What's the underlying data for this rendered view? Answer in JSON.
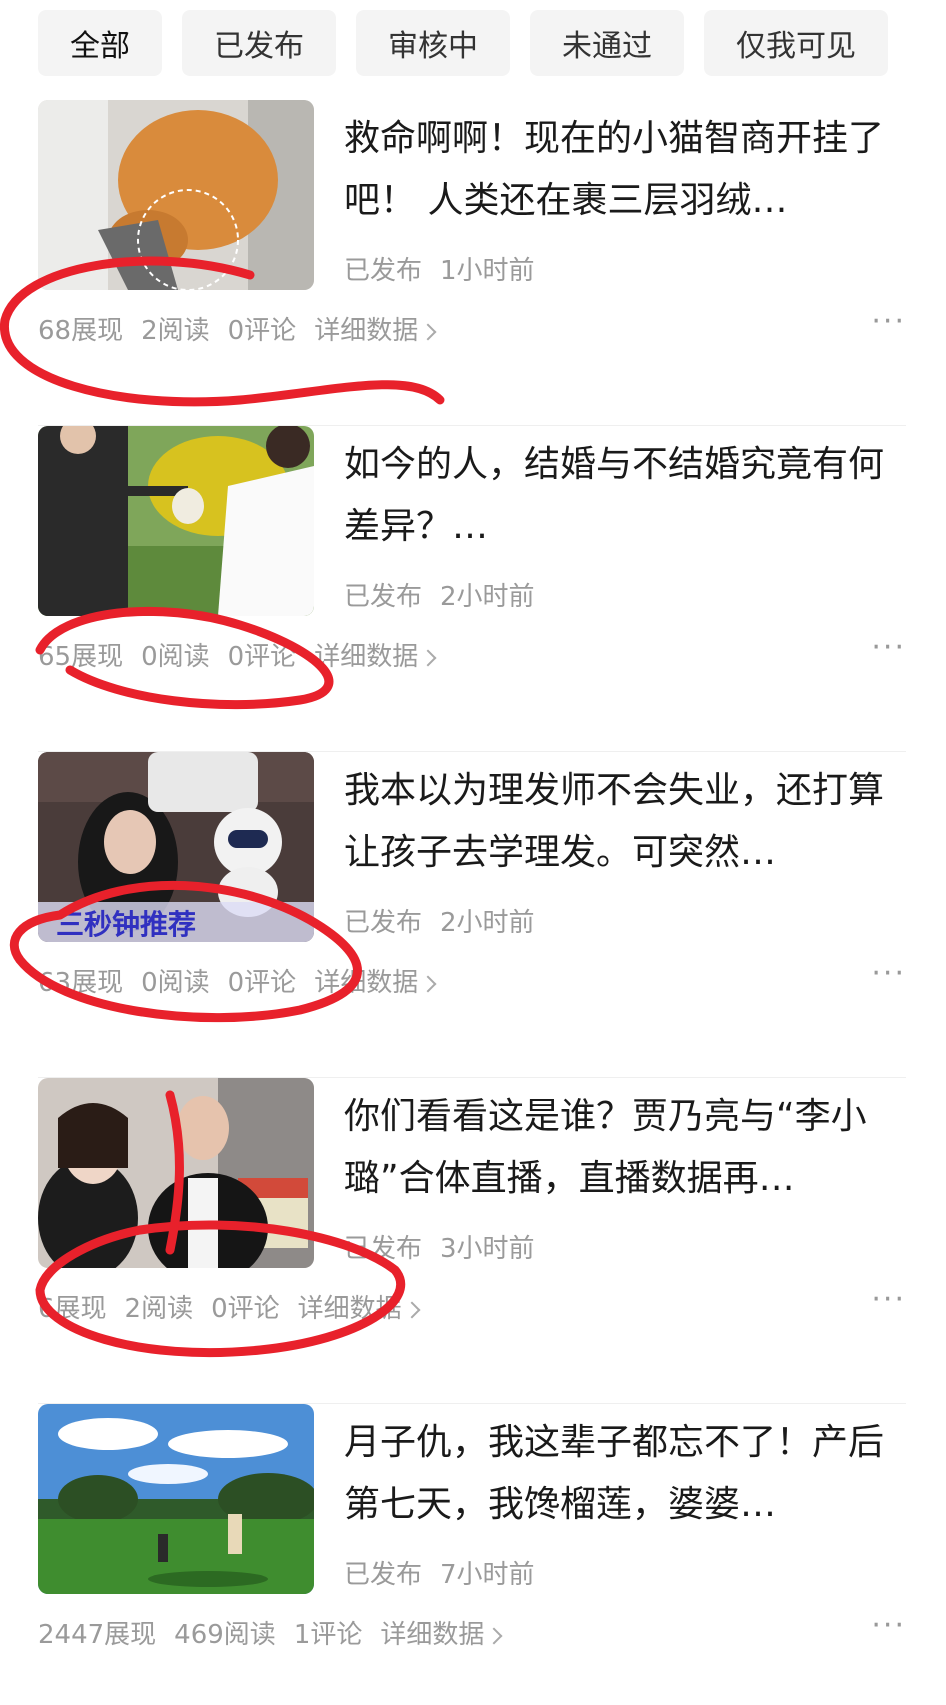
{
  "tabs": [
    {
      "label": "全部"
    },
    {
      "label": "已发布"
    },
    {
      "label": "审核中"
    },
    {
      "label": "未通过"
    },
    {
      "label": "仅我可见"
    }
  ],
  "items": [
    {
      "title": "救命啊啊！现在的小猫智商开挂了吧！ 人类还在裹三层羽绒…",
      "status": "已发布",
      "time": "1小时前",
      "views": "68展现",
      "reads": "2阅读",
      "comments": "0评论",
      "detail": "详细数据"
    },
    {
      "title": "如今的人，结婚与不结婚究竟有何差异？…",
      "status": "已发布",
      "time": "2小时前",
      "views": "65展现",
      "reads": "0阅读",
      "comments": "0评论",
      "detail": "详细数据"
    },
    {
      "title": "我本以为理发师不会失业，还打算让孩子去学理发。可突然…",
      "status": "已发布",
      "time": "2小时前",
      "views": "63展现",
      "reads": "0阅读",
      "comments": "0评论",
      "detail": "详细数据",
      "thumb_caption": "三秒钟推荐"
    },
    {
      "title": "你们看看这是谁？贾乃亮与“李小璐”合体直播，直播数据再…",
      "status": "已发布",
      "time": "3小时前",
      "views": "6展现",
      "reads": "2阅读",
      "comments": "0评论",
      "detail": "详细数据"
    },
    {
      "title": "月子仇，我这辈子都忘不了！产后第七天，我馋榴莲，婆婆…",
      "status": "已发布",
      "time": "7小时前",
      "views": "2447展现",
      "reads": "469阅读",
      "comments": "1评论",
      "detail": "详细数据"
    }
  ],
  "more_icon": "ellipsis-icon",
  "annotation_color": "#e8212b"
}
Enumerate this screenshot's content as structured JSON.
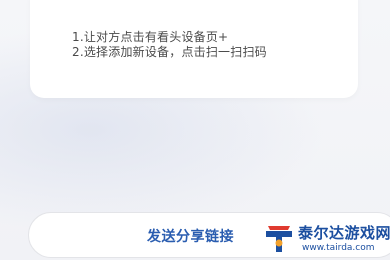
{
  "instructions": {
    "step1": "1.让对方点击有看头设备页+",
    "step2": "2.选择添加新设备，点击扫一扫扫码"
  },
  "share_button": {
    "label": "发送分享链接"
  },
  "watermark": {
    "site_name": "泰尔达游戏网",
    "url": "www.tairda.com",
    "logo_icon": "tairda-logo-icon",
    "colors": {
      "brand_blue": "#1c4fa0",
      "brand_red": "#e03a2f",
      "brand_orange": "#f2a12c"
    }
  },
  "colors": {
    "accent": "#2a5db0",
    "background": "#f3f4f7",
    "card": "#ffffff"
  }
}
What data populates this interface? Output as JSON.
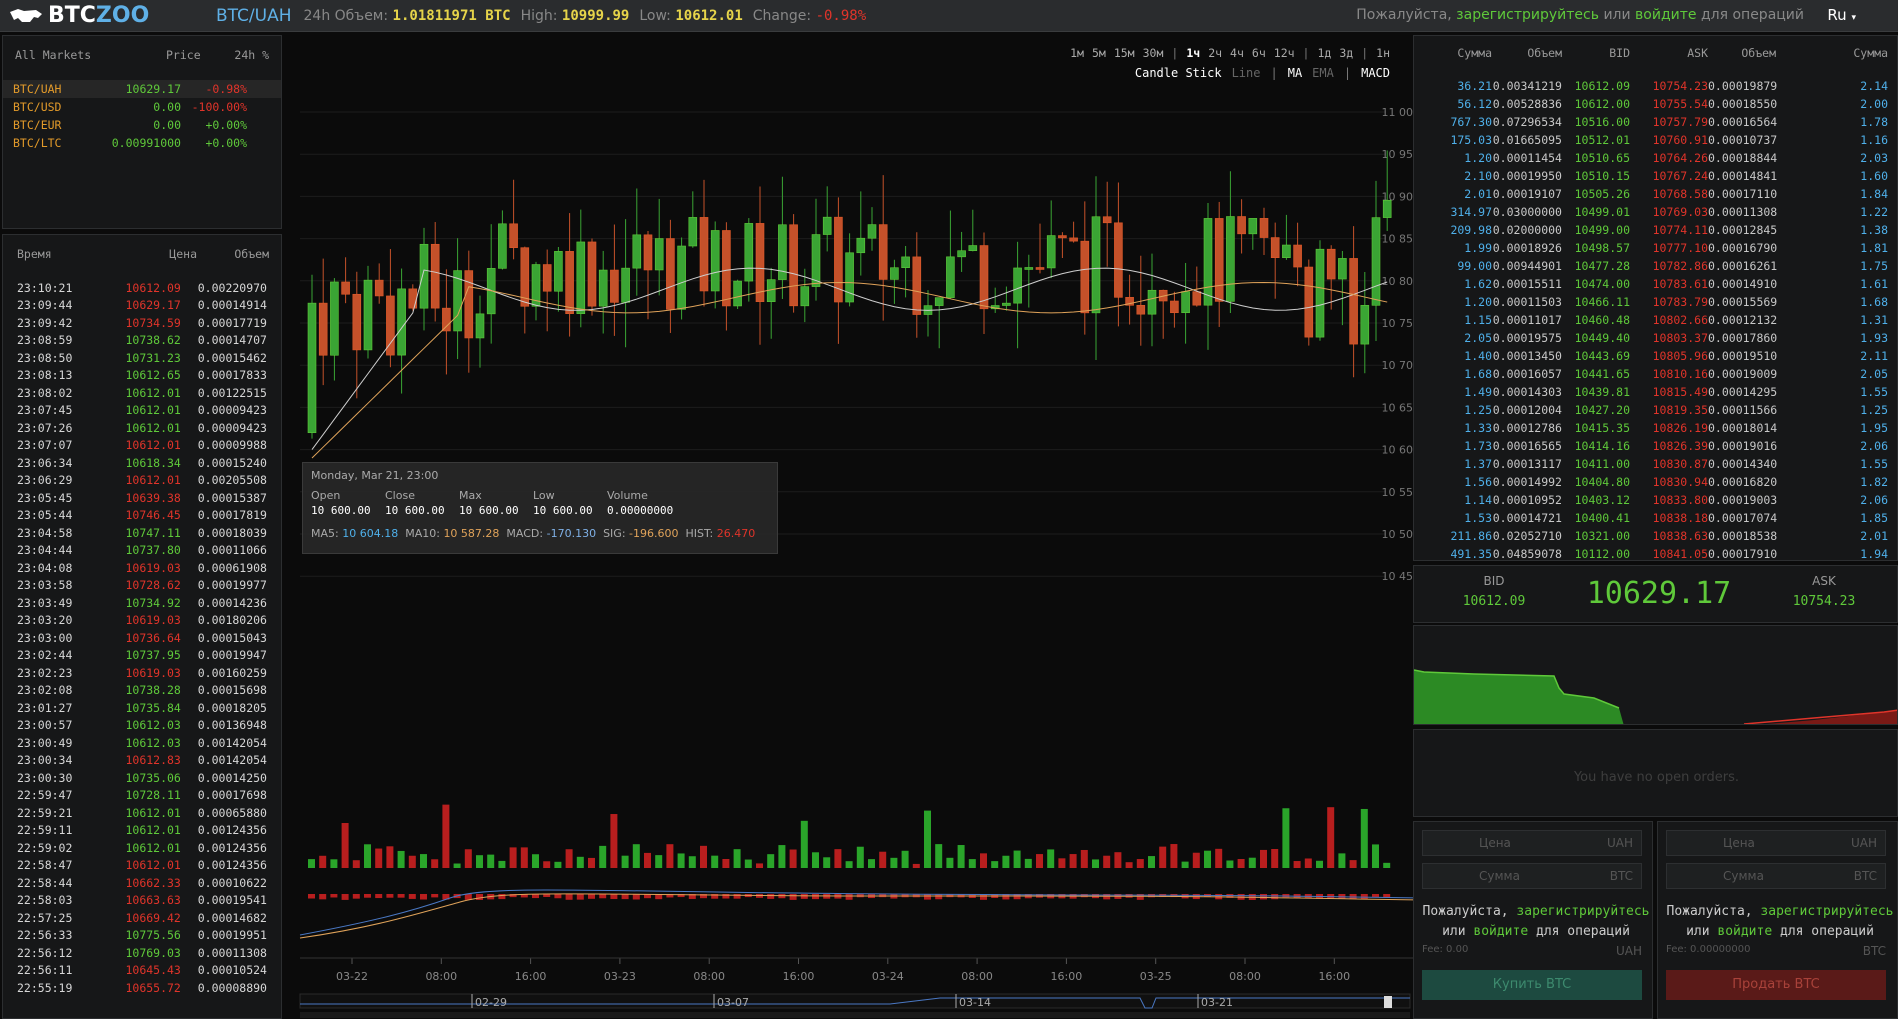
{
  "header": {
    "logo_text_a": "BTC",
    "logo_text_b": "ZOO",
    "pair": "BTC/UAH",
    "volume_label": "24h Объем:",
    "volume_value": "1.01811971 BTC",
    "high_label": "High:",
    "high_value": "10999.99",
    "low_label": "Low:",
    "low_value": "10612.01",
    "change_label": "Change:",
    "change_value": "-0.98%",
    "reg_prefix": "Пожалуйста,",
    "reg_link": "зарегистрируйтесь",
    "reg_or": "или",
    "login_link": "войдите",
    "reg_suffix": "для операций",
    "language": "Ru"
  },
  "markets": {
    "headers": [
      "All Markets",
      "Price",
      "24h %"
    ],
    "rows": [
      {
        "name": "BTC/UAH",
        "price": "10629.17",
        "change": "-0.98%",
        "neg": true
      },
      {
        "name": "BTC/USD",
        "price": "0.00",
        "change": "-100.00%",
        "neg": true
      },
      {
        "name": "BTC/EUR",
        "price": "0.00",
        "change": "+0.00%",
        "neg": false
      },
      {
        "name": "BTC/LTC",
        "price": "0.00991000",
        "change": "+0.00%",
        "neg": false
      }
    ]
  },
  "trades": {
    "headers": [
      "Время",
      "Цена",
      "Объем"
    ],
    "rows": [
      [
        "23:10:21",
        "10612.09",
        "0.00220970",
        "r"
      ],
      [
        "23:09:44",
        "10629.17",
        "0.00014914",
        "r"
      ],
      [
        "23:09:42",
        "10734.59",
        "0.00017719",
        "r"
      ],
      [
        "23:08:59",
        "10738.62",
        "0.00014707",
        "g"
      ],
      [
        "23:08:50",
        "10731.23",
        "0.00015462",
        "g"
      ],
      [
        "23:08:13",
        "10612.65",
        "0.00017833",
        "g"
      ],
      [
        "23:08:02",
        "10612.01",
        "0.00122515",
        "g"
      ],
      [
        "23:07:45",
        "10612.01",
        "0.00009423",
        "g"
      ],
      [
        "23:07:26",
        "10612.01",
        "0.00009423",
        "g"
      ],
      [
        "23:07:07",
        "10612.01",
        "0.00009988",
        "r"
      ],
      [
        "23:06:34",
        "10618.34",
        "0.00015240",
        "g"
      ],
      [
        "23:06:29",
        "10612.01",
        "0.00205508",
        "r"
      ],
      [
        "23:05:45",
        "10639.38",
        "0.00015387",
        "r"
      ],
      [
        "23:05:44",
        "10746.45",
        "0.00017819",
        "r"
      ],
      [
        "23:04:58",
        "10747.11",
        "0.00018039",
        "g"
      ],
      [
        "23:04:44",
        "10737.80",
        "0.00011066",
        "g"
      ],
      [
        "23:04:08",
        "10619.03",
        "0.00061908",
        "r"
      ],
      [
        "23:03:58",
        "10728.62",
        "0.00019977",
        "r"
      ],
      [
        "23:03:49",
        "10734.92",
        "0.00014236",
        "g"
      ],
      [
        "23:03:20",
        "10619.03",
        "0.00180206",
        "r"
      ],
      [
        "23:03:00",
        "10736.64",
        "0.00015043",
        "r"
      ],
      [
        "23:02:44",
        "10737.95",
        "0.00019947",
        "g"
      ],
      [
        "23:02:23",
        "10619.03",
        "0.00160259",
        "r"
      ],
      [
        "23:02:08",
        "10738.28",
        "0.00015698",
        "g"
      ],
      [
        "23:01:27",
        "10735.84",
        "0.00018205",
        "g"
      ],
      [
        "23:00:57",
        "10612.03",
        "0.00136948",
        "g"
      ],
      [
        "23:00:49",
        "10612.03",
        "0.00142054",
        "g"
      ],
      [
        "23:00:34",
        "10612.83",
        "0.00142054",
        "r"
      ],
      [
        "23:00:30",
        "10735.06",
        "0.00014250",
        "g"
      ],
      [
        "22:59:47",
        "10728.11",
        "0.00017698",
        "g"
      ],
      [
        "22:59:21",
        "10612.01",
        "0.00065880",
        "g"
      ],
      [
        "22:59:11",
        "10612.01",
        "0.00124356",
        "g"
      ],
      [
        "22:59:02",
        "10612.01",
        "0.00124356",
        "g"
      ],
      [
        "22:58:47",
        "10612.01",
        "0.00124356",
        "r"
      ],
      [
        "22:58:44",
        "10662.33",
        "0.00010622",
        "r"
      ],
      [
        "22:58:03",
        "10663.63",
        "0.00019541",
        "r"
      ],
      [
        "22:57:25",
        "10669.42",
        "0.00014682",
        "r"
      ],
      [
        "22:56:33",
        "10775.56",
        "0.00019951",
        "g"
      ],
      [
        "22:56:12",
        "10769.03",
        "0.00011308",
        "g"
      ],
      [
        "22:56:11",
        "10645.43",
        "0.00010524",
        "r"
      ],
      [
        "22:55:19",
        "10655.72",
        "0.00008890",
        "r"
      ]
    ]
  },
  "chart": {
    "ranges": [
      "1м",
      "5м",
      "15м",
      "30м",
      "|",
      "1ч",
      "2ч",
      "4ч",
      "6ч",
      "12ч",
      "|",
      "1д",
      "3д",
      "|",
      "1н"
    ],
    "selected_range": "1ч",
    "types": [
      "Candle Stick",
      "Line",
      "|",
      "MA",
      "EMA",
      "|",
      "MACD"
    ],
    "y_ticks": [
      "11 000",
      "10 950",
      "10 900",
      "10 850",
      "10 800",
      "10 750",
      "10 700",
      "10 650",
      "10 600",
      "10 550",
      "10 500",
      "10 450"
    ],
    "x_ticks": [
      "03-22",
      "08:00",
      "16:00",
      "03-23",
      "08:00",
      "16:00",
      "03-24",
      "08:00",
      "16:00",
      "03-25",
      "08:00",
      "16:00"
    ],
    "nav_ticks": [
      "02-29",
      "03-07",
      "03-14",
      "03-21"
    ],
    "tooltip": {
      "date": "Monday, Mar 21, 23:00",
      "open_label": "Open",
      "close_label": "Close",
      "max_label": "Max",
      "low_label": "Low",
      "volume_label": "Volume",
      "open": "10 600.00",
      "close": "10 600.00",
      "max": "10 600.00",
      "low": "10 600.00",
      "volume": "0.00000000",
      "ma5_label": "MA5:",
      "ma5": "10 604.18",
      "ma10_label": "MA10:",
      "ma10": "10 587.28",
      "macd_label": "MACD:",
      "macd": "-170.130",
      "sig_label": "SIG:",
      "sig": "-196.600",
      "hist_label": "HIST:",
      "hist": "26.470"
    }
  },
  "chart_data": {
    "type": "candlestick",
    "ylim": [
      10450,
      11000
    ],
    "note_ranges": "hourly candles 03-21 23:00 to 03-25 ~23:00",
    "colors": {
      "up": "#3aa534",
      "down": "#c5512a",
      "ma5": "#c9c9c9",
      "ma10": "#e0a35a",
      "macd": "#4a78c4"
    }
  },
  "orderbook": {
    "headers": [
      "Сумма",
      "Объем",
      "BID",
      "ASK",
      "Объем",
      "Сумма"
    ],
    "rows": [
      [
        "36.21",
        "0.00341219",
        "10612.09",
        "10754.23",
        "0.00019879",
        "2.14"
      ],
      [
        "56.12",
        "0.00528836",
        "10612.00",
        "10755.54",
        "0.00018550",
        "2.00"
      ],
      [
        "767.30",
        "0.07296534",
        "10516.00",
        "10757.79",
        "0.00016564",
        "1.78"
      ],
      [
        "175.03",
        "0.01665095",
        "10512.01",
        "10760.91",
        "0.00010737",
        "1.16"
      ],
      [
        "1.20",
        "0.00011454",
        "10510.65",
        "10764.26",
        "0.00018844",
        "2.03"
      ],
      [
        "2.10",
        "0.00019950",
        "10510.15",
        "10767.24",
        "0.00014841",
        "1.60"
      ],
      [
        "2.01",
        "0.00019107",
        "10505.26",
        "10768.58",
        "0.00017110",
        "1.84"
      ],
      [
        "314.97",
        "0.03000000",
        "10499.01",
        "10769.03",
        "0.00011308",
        "1.22"
      ],
      [
        "209.98",
        "0.02000000",
        "10499.00",
        "10774.11",
        "0.00012845",
        "1.38"
      ],
      [
        "1.99",
        "0.00018926",
        "10498.57",
        "10777.10",
        "0.00016790",
        "1.81"
      ],
      [
        "99.00",
        "0.00944901",
        "10477.28",
        "10782.86",
        "0.00016261",
        "1.75"
      ],
      [
        "1.62",
        "0.00015511",
        "10474.00",
        "10783.61",
        "0.00014910",
        "1.61"
      ],
      [
        "1.20",
        "0.00011503",
        "10466.11",
        "10783.79",
        "0.00015569",
        "1.68"
      ],
      [
        "1.15",
        "0.00011017",
        "10460.48",
        "10802.66",
        "0.00012132",
        "1.31"
      ],
      [
        "2.05",
        "0.00019575",
        "10449.40",
        "10803.37",
        "0.00017860",
        "1.93"
      ],
      [
        "1.40",
        "0.00013450",
        "10443.69",
        "10805.96",
        "0.00019510",
        "2.11"
      ],
      [
        "1.68",
        "0.00016057",
        "10441.65",
        "10810.16",
        "0.00019009",
        "2.05"
      ],
      [
        "1.49",
        "0.00014303",
        "10439.81",
        "10815.49",
        "0.00014295",
        "1.55"
      ],
      [
        "1.25",
        "0.00012004",
        "10427.20",
        "10819.35",
        "0.00011566",
        "1.25"
      ],
      [
        "1.33",
        "0.00012786",
        "10415.35",
        "10826.19",
        "0.00018014",
        "1.95"
      ],
      [
        "1.73",
        "0.00016565",
        "10414.16",
        "10826.39",
        "0.00019016",
        "2.06"
      ],
      [
        "1.37",
        "0.00013117",
        "10411.00",
        "10830.87",
        "0.00014340",
        "1.55"
      ],
      [
        "1.56",
        "0.00014992",
        "10404.80",
        "10830.94",
        "0.00016820",
        "1.82"
      ],
      [
        "1.14",
        "0.00010952",
        "10403.12",
        "10833.80",
        "0.00019003",
        "2.06"
      ],
      [
        "1.53",
        "0.00014721",
        "10400.41",
        "10838.18",
        "0.00017074",
        "1.85"
      ],
      [
        "211.86",
        "0.02052710",
        "10321.00",
        "10838.63",
        "0.00018538",
        "2.01"
      ],
      [
        "491.35",
        "0.04859078",
        "10112.00",
        "10841.05",
        "0.00017910",
        "1.94"
      ]
    ]
  },
  "ticker": {
    "bid_label": "BID",
    "bid": "10612.09",
    "last": "10629.17",
    "ask_label": "ASK",
    "ask": "10754.23"
  },
  "open_orders": {
    "empty_text": "You have no open orders."
  },
  "buy_form": {
    "price_placeholder": "Цена",
    "price_unit": "UAH",
    "amount_placeholder": "Сумма",
    "amount_unit": "BTC",
    "msg_a": "Пожалуйста,",
    "msg_reg": "зарегистрируйтесь",
    "msg_or": "или",
    "msg_login": "войдите",
    "msg_b": "для операций",
    "fee": "Fee: 0.00",
    "fee_unit": "UAH",
    "button": "Купить BTC"
  },
  "sell_form": {
    "price_placeholder": "Цена",
    "price_unit": "UAH",
    "amount_placeholder": "Сумма",
    "amount_unit": "BTC",
    "msg_a": "Пожалуйста,",
    "msg_reg": "зарегистрируйтесь",
    "msg_or": "или",
    "msg_login": "войдите",
    "msg_b": "для операций",
    "fee": "Fee: 0.00000000",
    "fee_unit": "BTC",
    "button": "Продать BTC"
  }
}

**Your task**
Every line that holds the word "What" counts once; state the total number of such lines and nothing else.

**Result below**
2